WORK TO BE COMPLETED
In the stretch of lines from the start through the line containing "page-title: Login xyxy=(24,46,94,77)", swap every "password" for "passcode" and give those lines again with nothing else changed.

PROVIDED RECORDS
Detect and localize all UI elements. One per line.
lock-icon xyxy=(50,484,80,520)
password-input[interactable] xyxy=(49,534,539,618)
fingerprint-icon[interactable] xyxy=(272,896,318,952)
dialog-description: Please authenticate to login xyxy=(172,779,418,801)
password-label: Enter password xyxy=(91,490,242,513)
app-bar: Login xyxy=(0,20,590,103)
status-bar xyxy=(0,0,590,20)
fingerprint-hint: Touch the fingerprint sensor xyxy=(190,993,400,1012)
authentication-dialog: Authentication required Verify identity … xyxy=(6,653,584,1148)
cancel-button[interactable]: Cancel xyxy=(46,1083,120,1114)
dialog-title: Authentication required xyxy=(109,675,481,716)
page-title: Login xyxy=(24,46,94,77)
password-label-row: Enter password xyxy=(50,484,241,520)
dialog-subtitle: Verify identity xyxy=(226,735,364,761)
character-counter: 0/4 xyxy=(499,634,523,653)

THE ANSWER
Detect and localize all UI elements. One per line.
lock-icon xyxy=(50,484,80,520)
passcode-input[interactable] xyxy=(49,534,539,618)
fingerprint-icon[interactable] xyxy=(272,896,318,952)
dialog-description: Please authenticate to login xyxy=(172,779,418,801)
passcode-label: Enter passcode xyxy=(91,490,242,513)
app-bar: Login xyxy=(0,20,590,103)
status-bar xyxy=(0,0,590,20)
fingerprint-hint: Touch the fingerprint sensor xyxy=(190,993,400,1012)
authentication-dialog: Authentication required Verify identity … xyxy=(6,653,584,1148)
cancel-button[interactable]: Cancel xyxy=(46,1083,120,1114)
dialog-title: Authentication required xyxy=(109,675,481,716)
page-title: Login xyxy=(24,46,94,77)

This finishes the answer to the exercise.